→ **ROWS**
═══
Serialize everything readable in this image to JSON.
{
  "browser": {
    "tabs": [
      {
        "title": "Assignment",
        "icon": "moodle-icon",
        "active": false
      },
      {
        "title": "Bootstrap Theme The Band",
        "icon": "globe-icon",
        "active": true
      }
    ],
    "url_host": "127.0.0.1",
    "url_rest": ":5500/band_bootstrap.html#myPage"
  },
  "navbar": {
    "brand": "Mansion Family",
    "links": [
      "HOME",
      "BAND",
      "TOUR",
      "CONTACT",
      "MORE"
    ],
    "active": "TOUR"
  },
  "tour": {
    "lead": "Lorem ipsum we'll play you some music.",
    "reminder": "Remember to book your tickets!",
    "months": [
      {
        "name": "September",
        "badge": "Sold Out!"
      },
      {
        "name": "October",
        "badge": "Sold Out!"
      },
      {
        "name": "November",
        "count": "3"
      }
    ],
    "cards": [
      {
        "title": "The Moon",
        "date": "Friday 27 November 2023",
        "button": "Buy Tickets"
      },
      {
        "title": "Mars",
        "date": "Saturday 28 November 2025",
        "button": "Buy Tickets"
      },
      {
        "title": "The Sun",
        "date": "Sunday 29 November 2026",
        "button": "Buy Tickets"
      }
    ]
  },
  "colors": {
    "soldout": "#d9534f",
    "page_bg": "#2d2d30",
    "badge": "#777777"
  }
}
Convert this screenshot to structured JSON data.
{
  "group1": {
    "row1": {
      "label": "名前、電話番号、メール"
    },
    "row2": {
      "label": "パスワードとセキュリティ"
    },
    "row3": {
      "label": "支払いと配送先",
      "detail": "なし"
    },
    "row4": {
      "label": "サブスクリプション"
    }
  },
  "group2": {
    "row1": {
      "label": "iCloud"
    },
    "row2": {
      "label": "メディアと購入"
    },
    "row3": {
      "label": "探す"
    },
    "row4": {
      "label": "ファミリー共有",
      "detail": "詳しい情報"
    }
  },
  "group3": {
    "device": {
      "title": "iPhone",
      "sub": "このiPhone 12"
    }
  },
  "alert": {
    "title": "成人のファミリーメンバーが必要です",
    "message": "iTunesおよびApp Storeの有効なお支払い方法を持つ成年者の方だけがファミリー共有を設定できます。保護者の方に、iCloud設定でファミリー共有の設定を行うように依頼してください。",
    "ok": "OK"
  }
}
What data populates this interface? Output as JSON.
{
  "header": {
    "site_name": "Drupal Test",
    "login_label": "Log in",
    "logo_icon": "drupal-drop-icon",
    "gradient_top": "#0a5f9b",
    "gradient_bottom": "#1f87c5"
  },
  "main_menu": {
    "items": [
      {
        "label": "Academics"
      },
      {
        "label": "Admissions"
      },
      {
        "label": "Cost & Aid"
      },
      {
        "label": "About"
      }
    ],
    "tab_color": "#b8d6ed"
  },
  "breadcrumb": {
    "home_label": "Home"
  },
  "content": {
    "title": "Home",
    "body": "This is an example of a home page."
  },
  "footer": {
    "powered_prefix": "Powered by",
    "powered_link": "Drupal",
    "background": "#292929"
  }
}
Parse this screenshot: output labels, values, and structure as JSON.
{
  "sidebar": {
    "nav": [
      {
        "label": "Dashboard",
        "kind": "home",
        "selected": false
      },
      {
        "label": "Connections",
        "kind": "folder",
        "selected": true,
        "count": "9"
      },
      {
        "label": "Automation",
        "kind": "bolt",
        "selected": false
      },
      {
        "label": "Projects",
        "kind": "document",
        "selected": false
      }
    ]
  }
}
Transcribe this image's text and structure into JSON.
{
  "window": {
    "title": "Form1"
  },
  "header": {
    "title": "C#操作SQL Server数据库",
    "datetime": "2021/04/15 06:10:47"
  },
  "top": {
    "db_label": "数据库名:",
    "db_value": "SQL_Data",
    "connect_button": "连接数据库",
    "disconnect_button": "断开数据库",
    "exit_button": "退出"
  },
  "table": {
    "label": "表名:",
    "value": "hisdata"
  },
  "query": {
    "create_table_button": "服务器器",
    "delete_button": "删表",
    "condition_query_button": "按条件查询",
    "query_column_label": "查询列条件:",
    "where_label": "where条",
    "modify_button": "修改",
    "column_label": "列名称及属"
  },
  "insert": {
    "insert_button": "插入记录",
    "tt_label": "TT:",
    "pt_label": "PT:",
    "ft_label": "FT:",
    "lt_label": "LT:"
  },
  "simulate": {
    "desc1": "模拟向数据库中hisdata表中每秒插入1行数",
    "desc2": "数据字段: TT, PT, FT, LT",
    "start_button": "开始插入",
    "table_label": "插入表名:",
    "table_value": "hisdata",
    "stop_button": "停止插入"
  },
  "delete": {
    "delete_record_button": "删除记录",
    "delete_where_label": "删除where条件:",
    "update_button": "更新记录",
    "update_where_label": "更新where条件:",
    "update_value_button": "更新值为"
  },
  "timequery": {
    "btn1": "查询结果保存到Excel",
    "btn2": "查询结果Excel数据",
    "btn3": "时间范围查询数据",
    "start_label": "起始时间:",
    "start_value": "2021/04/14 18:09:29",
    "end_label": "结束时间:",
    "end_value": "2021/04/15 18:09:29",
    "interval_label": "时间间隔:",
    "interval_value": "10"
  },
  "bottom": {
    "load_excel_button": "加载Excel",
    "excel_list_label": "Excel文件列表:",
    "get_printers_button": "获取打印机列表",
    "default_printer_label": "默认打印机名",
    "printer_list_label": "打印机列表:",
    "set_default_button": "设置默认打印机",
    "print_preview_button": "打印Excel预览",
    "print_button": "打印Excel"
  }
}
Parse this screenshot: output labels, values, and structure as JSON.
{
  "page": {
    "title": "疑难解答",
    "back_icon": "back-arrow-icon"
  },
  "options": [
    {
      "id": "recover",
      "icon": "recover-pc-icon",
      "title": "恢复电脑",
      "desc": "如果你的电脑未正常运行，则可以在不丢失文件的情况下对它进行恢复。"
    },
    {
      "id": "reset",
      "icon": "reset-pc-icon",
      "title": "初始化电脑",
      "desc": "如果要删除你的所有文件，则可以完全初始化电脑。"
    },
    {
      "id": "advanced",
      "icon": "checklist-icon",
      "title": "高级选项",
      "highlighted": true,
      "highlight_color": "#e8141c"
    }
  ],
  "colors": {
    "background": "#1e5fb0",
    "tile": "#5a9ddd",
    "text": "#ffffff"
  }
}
═══
→ **TASK DIRECTIONS**
Write every entry out again exactly.

→ **RESPONSE BELOW**
Serialize everything readable in this image to JSON.
{
  "browser": {
    "tabs": [
      {
        "title": "Assignment",
        "icon": "moodle-icon",
        "active": false
      },
      {
        "title": "Bootstrap Theme The Band",
        "icon": "globe-icon",
        "active": true
      }
    ],
    "url_host": "127.0.0.1",
    "url_rest": ":5500/band_bootstrap.html#myPage"
  },
  "navbar": {
    "brand": "Mansion Family",
    "links": [
      "HOME",
      "BAND",
      "TOUR",
      "CONTACT",
      "MORE"
    ],
    "active": "TOUR"
  },
  "tour": {
    "lead": "Lorem ipsum we'll play you some music.",
    "reminder": "Remember to book your tickets!",
    "months": [
      {
        "name": "September",
        "badge": "Sold Out!"
      },
      {
        "name": "October",
        "badge": "Sold Out!"
      },
      {
        "name": "November",
        "count": "3"
      }
    ],
    "cards": [
      {
        "title": "The Moon",
        "date": "Friday 27 November 2023",
        "button": "Buy Tickets"
      },
      {
        "title": "Mars",
        "date": "Saturday 28 November 2025",
        "button": "Buy Tickets"
      },
      {
        "title": "The Sun",
        "date": "Sunday 29 November 2026",
        "button": "Buy Tickets"
      }
    ]
  },
  "colors": {
    "soldout": "#d9534f",
    "page_bg": "#2d2d30",
    "badge": "#777777"
  }
}
Convert this screenshot to structured JSON data.
{
  "group1": {
    "row1": {
      "label": "名前、電話番号、メール"
    },
    "row2": {
      "label": "パスワードとセキュリティ"
    },
    "row3": {
      "label": "支払いと配送先",
      "detail": "なし"
    },
    "row4": {
      "label": "サブスクリプション"
    }
  },
  "group2": {
    "row1": {
      "label": "iCloud"
    },
    "row2": {
      "label": "メディアと購入"
    },
    "row3": {
      "label": "探す"
    },
    "row4": {
      "label": "ファミリー共有",
      "detail": "詳しい情報"
    }
  },
  "group3": {
    "device": {
      "title": "iPhone",
      "sub": "このiPhone 12"
    }
  },
  "alert": {
    "title": "成人のファミリーメンバーが必要です",
    "message": "iTunesおよびApp Storeの有効なお支払い方法を持つ成年者の方だけがファミリー共有を設定できます。保護者の方に、iCloud設定でファミリー共有の設定を行うように依頼してください。",
    "ok": "OK"
  }
}
What data populates this interface? Output as JSON.
{
  "header": {
    "site_name": "Drupal Test",
    "login_label": "Log in",
    "logo_icon": "drupal-drop-icon",
    "gradient_top": "#0a5f9b",
    "gradient_bottom": "#1f87c5"
  },
  "main_menu": {
    "items": [
      {
        "label": "Academics"
      },
      {
        "label": "Admissions"
      },
      {
        "label": "Cost & Aid"
      },
      {
        "label": "About"
      }
    ],
    "tab_color": "#b8d6ed"
  },
  "breadcrumb": {
    "home_label": "Home"
  },
  "content": {
    "title": "Home",
    "body": "This is an example of a home page."
  },
  "footer": {
    "powered_prefix": "Powered by",
    "powered_link": "Drupal",
    "background": "#292929"
  }
}
Parse this screenshot: output labels, values, and structure as JSON.
{
  "sidebar": {
    "nav": [
      {
        "label": "Dashboard",
        "kind": "home",
        "selected": false
      },
      {
        "label": "Connections",
        "kind": "folder",
        "selected": true,
        "count": "9"
      },
      {
        "label": "Automation",
        "kind": "bolt",
        "selected": false
      },
      {
        "label": "Projects",
        "kind": "document",
        "selected": false
      }
    ]
  }
}
Transcribe this image's text and structure into JSON.
{
  "window": {
    "title": "Form1"
  },
  "header": {
    "title": "C#操作SQL Server数据库",
    "datetime": "2021/04/15 06:10:47"
  },
  "top": {
    "db_label": "数据库名:",
    "db_value": "SQL_Data",
    "connect_button": "连接数据库",
    "disconnect_button": "断开数据库",
    "exit_button": "退出"
  },
  "table": {
    "label": "表名:",
    "value": "hisdata"
  },
  "query": {
    "create_table_button": "服务器器",
    "delete_button": "删表",
    "condition_query_button": "按条件查询",
    "query_column_label": "查询列条件:",
    "where_label": "where条",
    "modify_button": "修改",
    "column_label": "列名称及属"
  },
  "insert": {
    "insert_button": "插入记录",
    "tt_label": "TT:",
    "pt_label": "PT:",
    "ft_label": "FT:",
    "lt_label": "LT:"
  },
  "simulate": {
    "desc1": "模拟向数据库中hisdata表中每秒插入1行数",
    "desc2": "数据字段: TT, PT, FT, LT",
    "start_button": "开始插入",
    "table_label": "插入表名:",
    "table_value": "hisdata",
    "stop_button": "停止插入"
  },
  "delete": {
    "delete_record_button": "删除记录",
    "delete_where_label": "删除where条件:",
    "update_button": "更新记录",
    "update_where_label": "更新where条件:",
    "update_value_button": "更新值为"
  },
  "timequery": {
    "btn1": "查询结果保存到Excel",
    "btn2": "查询结果Excel数据",
    "btn3": "时间范围查询数据",
    "start_label": "起始时间:",
    "start_value": "2021/04/14 18:09:29",
    "end_label": "结束时间:",
    "end_value": "2021/04/15 18:09:29",
    "interval_label": "时间间隔:",
    "interval_value": "10"
  },
  "bottom": {
    "load_excel_button": "加载Excel",
    "excel_list_label": "Excel文件列表:",
    "get_printers_button": "获取打印机列表",
    "default_printer_label": "默认打印机名",
    "printer_list_label": "打印机列表:",
    "set_default_button": "设置默认打印机",
    "print_preview_button": "打印Excel预览",
    "print_button": "打印Excel"
  }
}
Parse this screenshot: output labels, values, and structure as JSON.
{
  "page": {
    "title": "疑难解答",
    "back_icon": "back-arrow-icon"
  },
  "options": [
    {
      "id": "recover",
      "icon": "recover-pc-icon",
      "title": "恢复电脑",
      "desc": "如果你的电脑未正常运行，则可以在不丢失文件的情况下对它进行恢复。"
    },
    {
      "id": "reset",
      "icon": "reset-pc-icon",
      "title": "初始化电脑",
      "desc": "如果要删除你的所有文件，则可以完全初始化电脑。"
    },
    {
      "id": "advanced",
      "icon": "checklist-icon",
      "title": "高级选项",
      "highlighted": true,
      "highlight_color": "#e8141c"
    }
  ],
  "colors": {
    "background": "#1e5fb0",
    "tile": "#5a9ddd",
    "text": "#ffffff"
  }
}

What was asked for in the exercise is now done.